Given data:
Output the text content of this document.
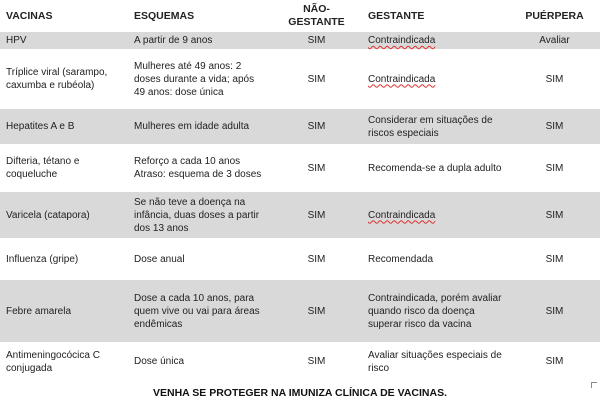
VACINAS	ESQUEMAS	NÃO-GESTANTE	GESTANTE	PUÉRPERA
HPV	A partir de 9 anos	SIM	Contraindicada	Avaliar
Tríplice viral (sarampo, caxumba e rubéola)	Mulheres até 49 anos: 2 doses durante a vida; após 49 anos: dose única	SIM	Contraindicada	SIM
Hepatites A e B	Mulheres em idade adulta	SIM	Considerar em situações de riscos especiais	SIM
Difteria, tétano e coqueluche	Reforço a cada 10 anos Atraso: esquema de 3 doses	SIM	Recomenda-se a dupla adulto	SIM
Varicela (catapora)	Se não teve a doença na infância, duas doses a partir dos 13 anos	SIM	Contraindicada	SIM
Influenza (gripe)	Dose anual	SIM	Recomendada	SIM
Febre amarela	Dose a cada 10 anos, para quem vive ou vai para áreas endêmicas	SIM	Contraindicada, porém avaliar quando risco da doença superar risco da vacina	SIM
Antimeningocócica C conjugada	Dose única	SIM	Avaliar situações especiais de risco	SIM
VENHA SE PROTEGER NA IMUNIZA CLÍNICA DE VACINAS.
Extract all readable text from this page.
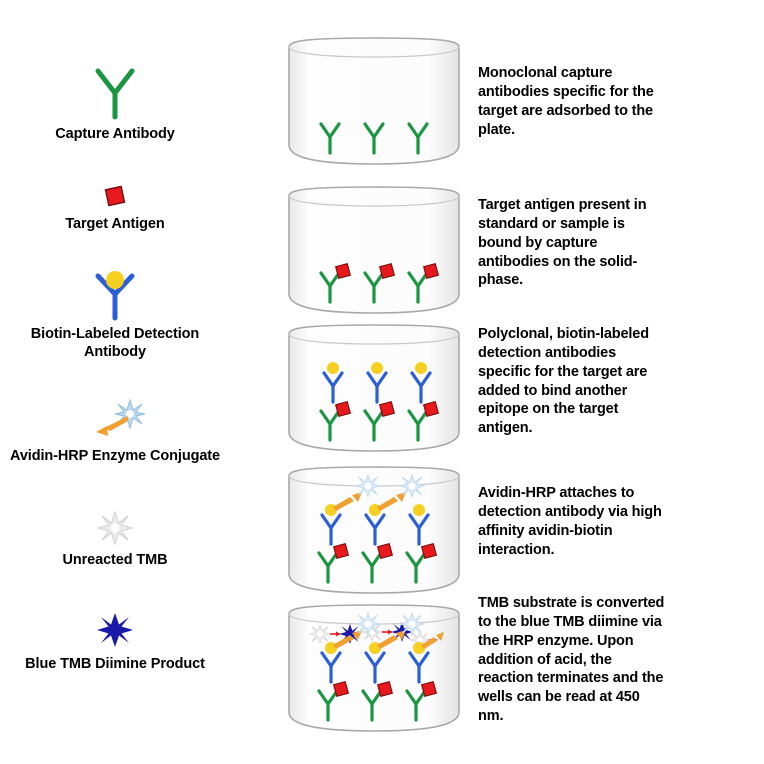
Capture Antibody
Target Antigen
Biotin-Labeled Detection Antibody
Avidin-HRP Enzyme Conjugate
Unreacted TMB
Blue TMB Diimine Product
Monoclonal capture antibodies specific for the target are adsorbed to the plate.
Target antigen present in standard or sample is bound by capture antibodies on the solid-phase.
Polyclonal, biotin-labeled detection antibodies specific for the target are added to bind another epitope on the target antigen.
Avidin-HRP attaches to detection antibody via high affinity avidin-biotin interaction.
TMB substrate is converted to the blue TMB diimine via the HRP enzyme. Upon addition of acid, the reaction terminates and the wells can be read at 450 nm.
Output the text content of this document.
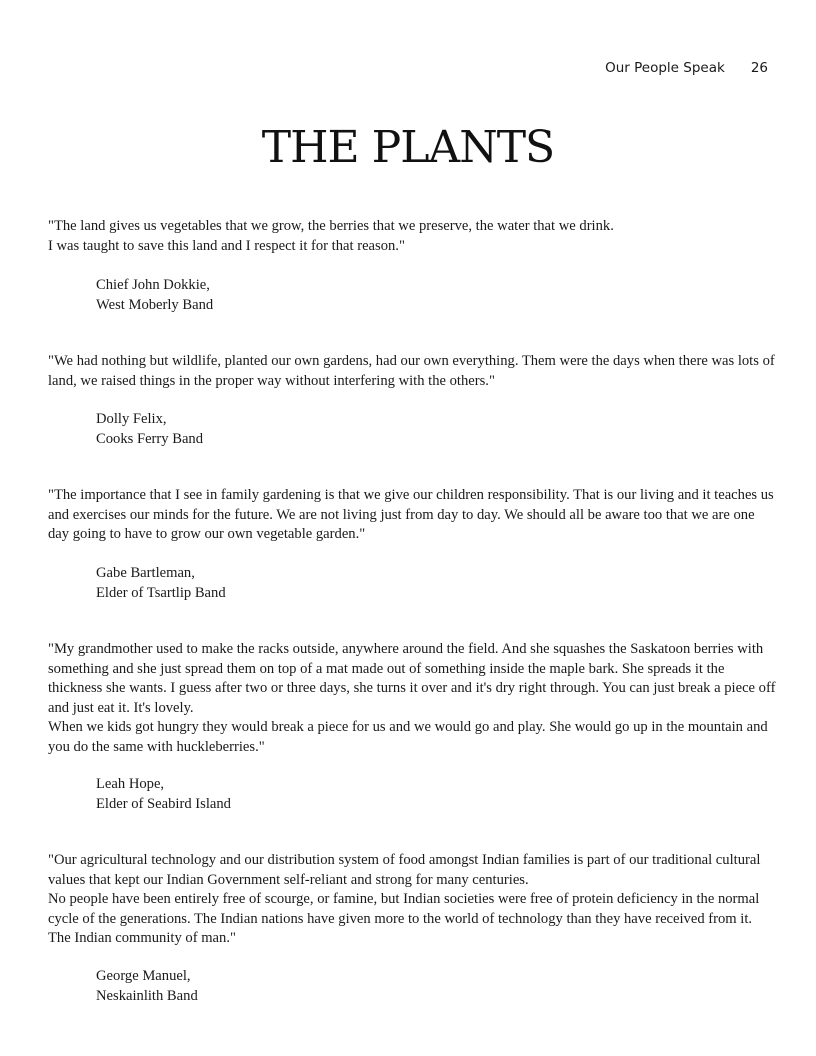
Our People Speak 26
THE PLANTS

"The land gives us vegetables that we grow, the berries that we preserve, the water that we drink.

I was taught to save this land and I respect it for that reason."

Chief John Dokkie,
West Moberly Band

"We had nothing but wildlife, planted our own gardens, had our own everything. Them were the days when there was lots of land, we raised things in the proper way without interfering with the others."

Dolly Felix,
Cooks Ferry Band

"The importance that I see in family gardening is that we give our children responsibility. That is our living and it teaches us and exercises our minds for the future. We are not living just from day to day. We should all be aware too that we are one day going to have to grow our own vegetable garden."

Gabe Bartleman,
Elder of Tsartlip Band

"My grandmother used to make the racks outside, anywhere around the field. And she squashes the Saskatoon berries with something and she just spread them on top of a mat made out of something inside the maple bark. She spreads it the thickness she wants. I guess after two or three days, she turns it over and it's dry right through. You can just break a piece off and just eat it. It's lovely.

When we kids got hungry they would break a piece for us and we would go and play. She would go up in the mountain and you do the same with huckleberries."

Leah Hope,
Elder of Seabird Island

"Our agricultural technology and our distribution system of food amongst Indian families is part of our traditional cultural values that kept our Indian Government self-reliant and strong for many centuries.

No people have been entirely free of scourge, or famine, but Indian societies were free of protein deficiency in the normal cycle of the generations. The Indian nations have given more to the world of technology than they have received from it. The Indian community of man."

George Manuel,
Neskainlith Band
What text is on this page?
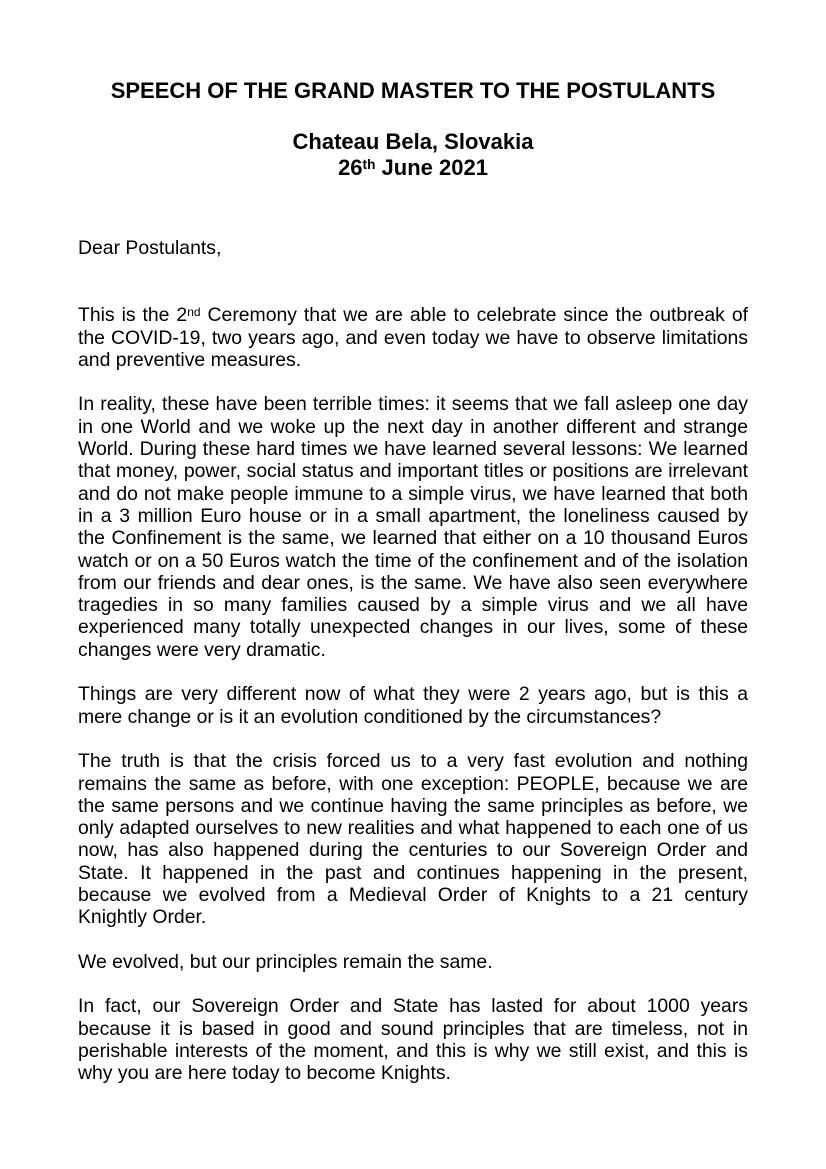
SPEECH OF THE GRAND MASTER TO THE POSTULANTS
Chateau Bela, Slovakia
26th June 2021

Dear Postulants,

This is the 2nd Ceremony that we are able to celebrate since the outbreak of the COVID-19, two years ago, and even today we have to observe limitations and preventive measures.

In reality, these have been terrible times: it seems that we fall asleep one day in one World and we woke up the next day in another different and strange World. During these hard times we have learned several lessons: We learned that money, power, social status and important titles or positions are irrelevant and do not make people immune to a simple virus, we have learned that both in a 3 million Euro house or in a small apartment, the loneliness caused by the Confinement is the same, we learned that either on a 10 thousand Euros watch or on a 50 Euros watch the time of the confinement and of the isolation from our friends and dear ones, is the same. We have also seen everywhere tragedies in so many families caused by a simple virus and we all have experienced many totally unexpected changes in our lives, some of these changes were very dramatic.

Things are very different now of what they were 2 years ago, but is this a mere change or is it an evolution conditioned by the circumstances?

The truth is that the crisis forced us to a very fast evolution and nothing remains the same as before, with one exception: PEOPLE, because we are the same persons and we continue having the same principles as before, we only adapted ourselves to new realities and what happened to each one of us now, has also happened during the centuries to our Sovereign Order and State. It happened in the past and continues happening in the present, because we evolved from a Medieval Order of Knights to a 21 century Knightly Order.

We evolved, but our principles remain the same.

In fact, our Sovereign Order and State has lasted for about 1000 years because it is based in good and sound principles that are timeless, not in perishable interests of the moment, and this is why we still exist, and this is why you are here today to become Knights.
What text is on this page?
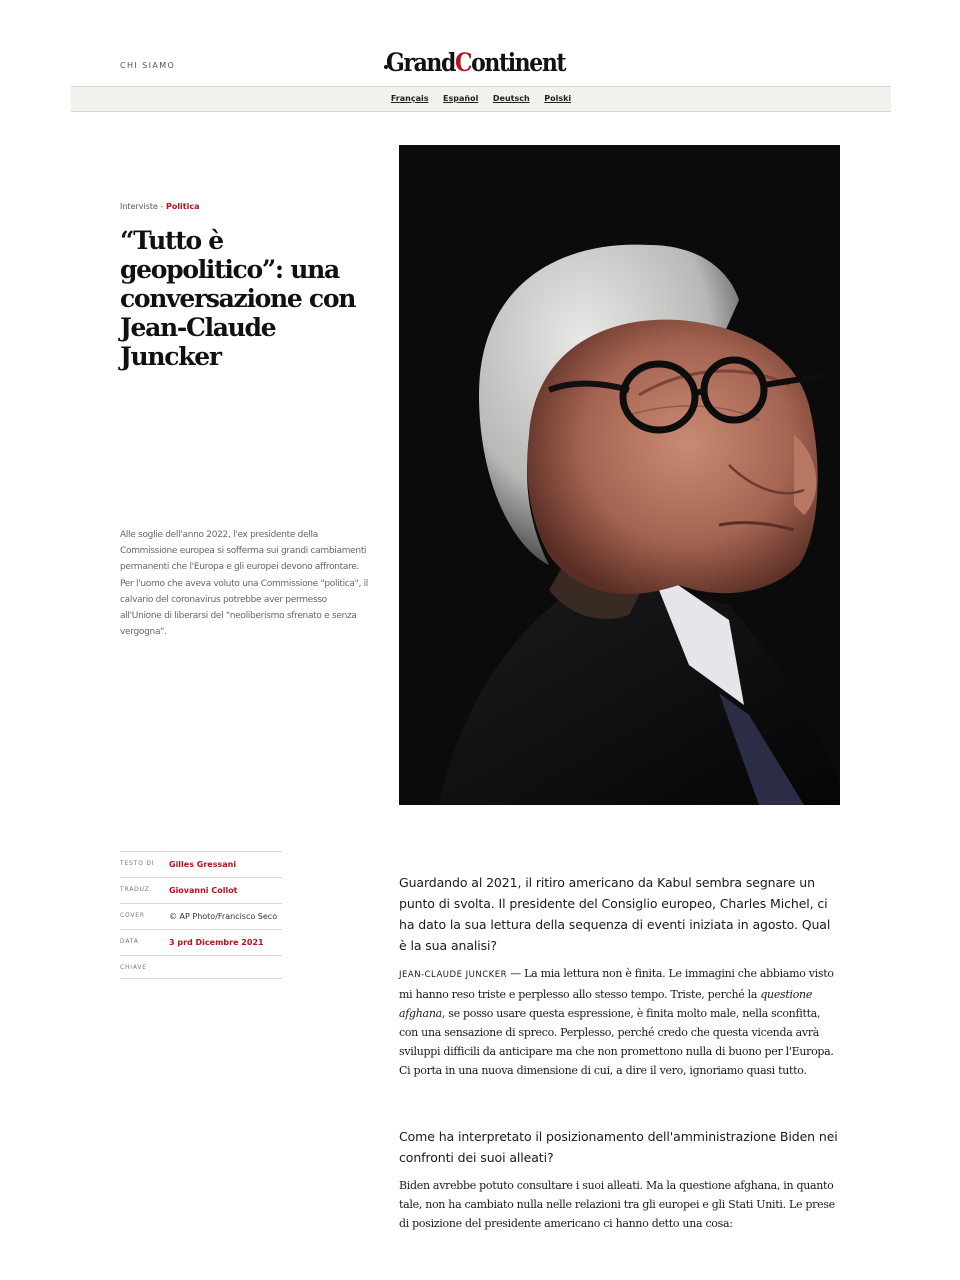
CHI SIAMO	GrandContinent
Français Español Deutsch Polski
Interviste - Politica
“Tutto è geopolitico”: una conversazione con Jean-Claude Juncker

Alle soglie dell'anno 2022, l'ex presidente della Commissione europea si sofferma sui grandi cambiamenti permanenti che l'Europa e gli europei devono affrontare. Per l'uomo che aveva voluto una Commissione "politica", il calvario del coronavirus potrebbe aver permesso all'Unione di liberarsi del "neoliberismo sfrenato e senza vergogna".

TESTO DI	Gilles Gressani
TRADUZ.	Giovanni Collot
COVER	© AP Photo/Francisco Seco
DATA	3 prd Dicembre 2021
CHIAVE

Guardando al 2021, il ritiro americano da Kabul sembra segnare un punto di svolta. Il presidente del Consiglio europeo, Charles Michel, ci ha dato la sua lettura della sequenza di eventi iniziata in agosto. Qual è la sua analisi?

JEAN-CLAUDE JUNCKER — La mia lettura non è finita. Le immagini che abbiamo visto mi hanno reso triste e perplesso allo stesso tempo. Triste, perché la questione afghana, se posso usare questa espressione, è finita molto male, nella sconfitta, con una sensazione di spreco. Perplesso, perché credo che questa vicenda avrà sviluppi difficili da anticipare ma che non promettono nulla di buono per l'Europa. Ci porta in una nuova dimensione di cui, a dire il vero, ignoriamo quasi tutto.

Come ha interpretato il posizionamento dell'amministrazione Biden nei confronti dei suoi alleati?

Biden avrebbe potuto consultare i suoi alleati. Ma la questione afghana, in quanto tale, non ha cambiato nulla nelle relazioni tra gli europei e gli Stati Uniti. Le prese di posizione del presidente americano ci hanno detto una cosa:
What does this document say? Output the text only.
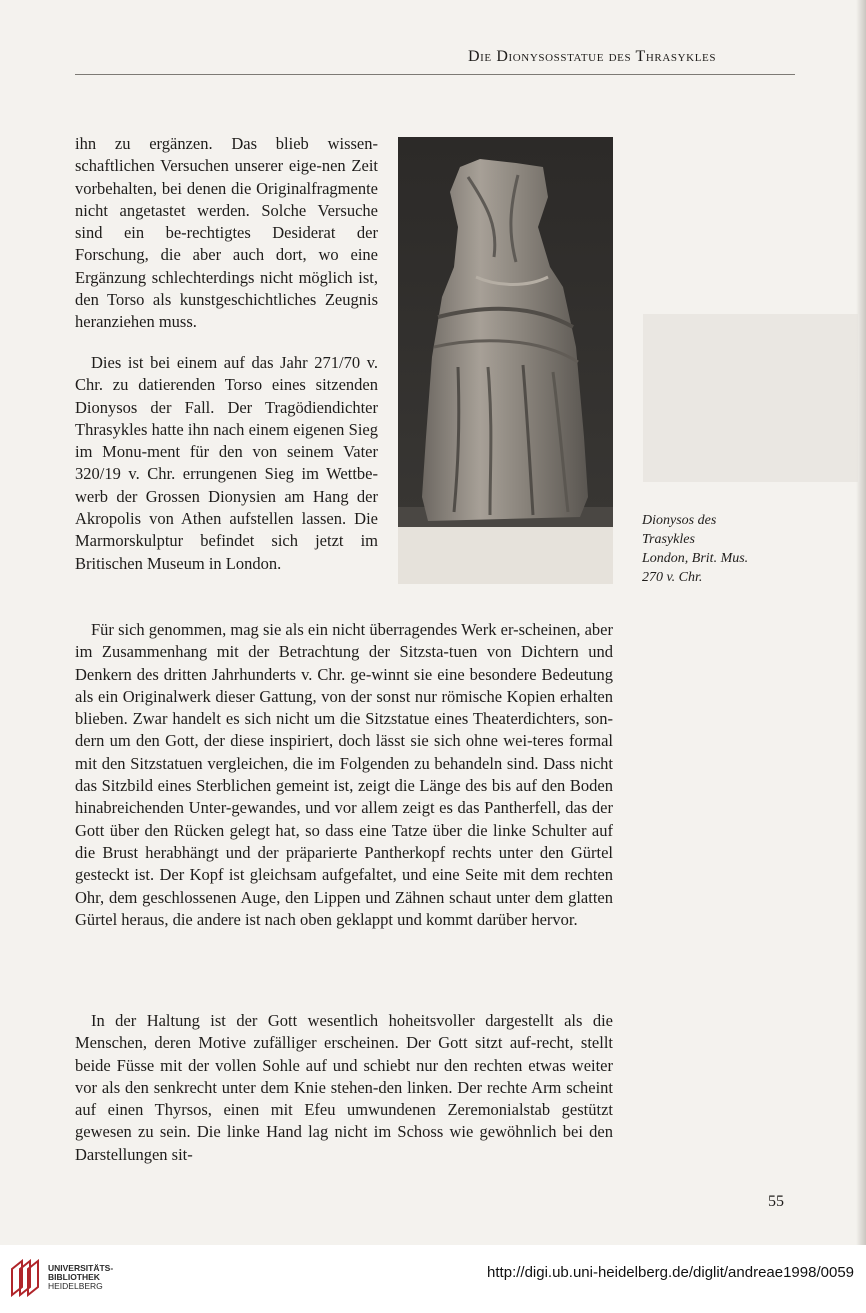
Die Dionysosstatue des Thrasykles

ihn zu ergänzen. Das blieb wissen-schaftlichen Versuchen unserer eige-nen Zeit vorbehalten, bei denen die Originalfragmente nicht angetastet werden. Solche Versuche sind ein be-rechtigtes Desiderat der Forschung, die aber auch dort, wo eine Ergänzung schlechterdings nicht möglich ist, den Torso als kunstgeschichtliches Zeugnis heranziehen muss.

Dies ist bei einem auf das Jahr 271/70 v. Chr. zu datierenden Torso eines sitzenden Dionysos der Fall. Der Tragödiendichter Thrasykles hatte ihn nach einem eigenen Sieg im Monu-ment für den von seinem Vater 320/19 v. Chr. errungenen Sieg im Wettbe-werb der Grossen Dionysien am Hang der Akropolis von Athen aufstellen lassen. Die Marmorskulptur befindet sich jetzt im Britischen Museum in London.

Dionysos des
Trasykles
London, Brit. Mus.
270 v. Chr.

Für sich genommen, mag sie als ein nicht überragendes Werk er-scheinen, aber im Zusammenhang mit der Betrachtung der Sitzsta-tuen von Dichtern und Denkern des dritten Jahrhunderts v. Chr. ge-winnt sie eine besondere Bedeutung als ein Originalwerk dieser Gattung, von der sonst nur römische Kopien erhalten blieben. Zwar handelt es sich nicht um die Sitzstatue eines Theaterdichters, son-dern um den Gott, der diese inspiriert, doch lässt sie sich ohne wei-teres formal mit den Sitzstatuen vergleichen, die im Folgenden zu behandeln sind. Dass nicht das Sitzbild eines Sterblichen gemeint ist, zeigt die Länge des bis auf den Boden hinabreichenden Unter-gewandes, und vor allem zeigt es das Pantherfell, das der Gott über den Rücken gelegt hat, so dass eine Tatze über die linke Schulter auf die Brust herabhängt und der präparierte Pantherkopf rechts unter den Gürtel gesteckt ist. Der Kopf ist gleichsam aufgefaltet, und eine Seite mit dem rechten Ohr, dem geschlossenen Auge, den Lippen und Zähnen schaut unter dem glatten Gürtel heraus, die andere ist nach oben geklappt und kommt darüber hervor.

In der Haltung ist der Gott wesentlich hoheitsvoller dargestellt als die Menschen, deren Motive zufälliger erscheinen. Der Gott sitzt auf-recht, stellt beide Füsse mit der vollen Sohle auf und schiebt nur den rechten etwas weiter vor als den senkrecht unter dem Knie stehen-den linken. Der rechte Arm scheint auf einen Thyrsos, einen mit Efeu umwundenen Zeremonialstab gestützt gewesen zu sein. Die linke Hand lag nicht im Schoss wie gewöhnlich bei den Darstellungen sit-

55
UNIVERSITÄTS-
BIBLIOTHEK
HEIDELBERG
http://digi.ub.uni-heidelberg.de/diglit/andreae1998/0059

Task directions: Search the data for "Avidin". Copy every line that has it.

Written solution:
Avidin-HRP Enzyme Conjugate
Avidin-HRP attaches to detection antibody via high affinity avidin-biotin interaction.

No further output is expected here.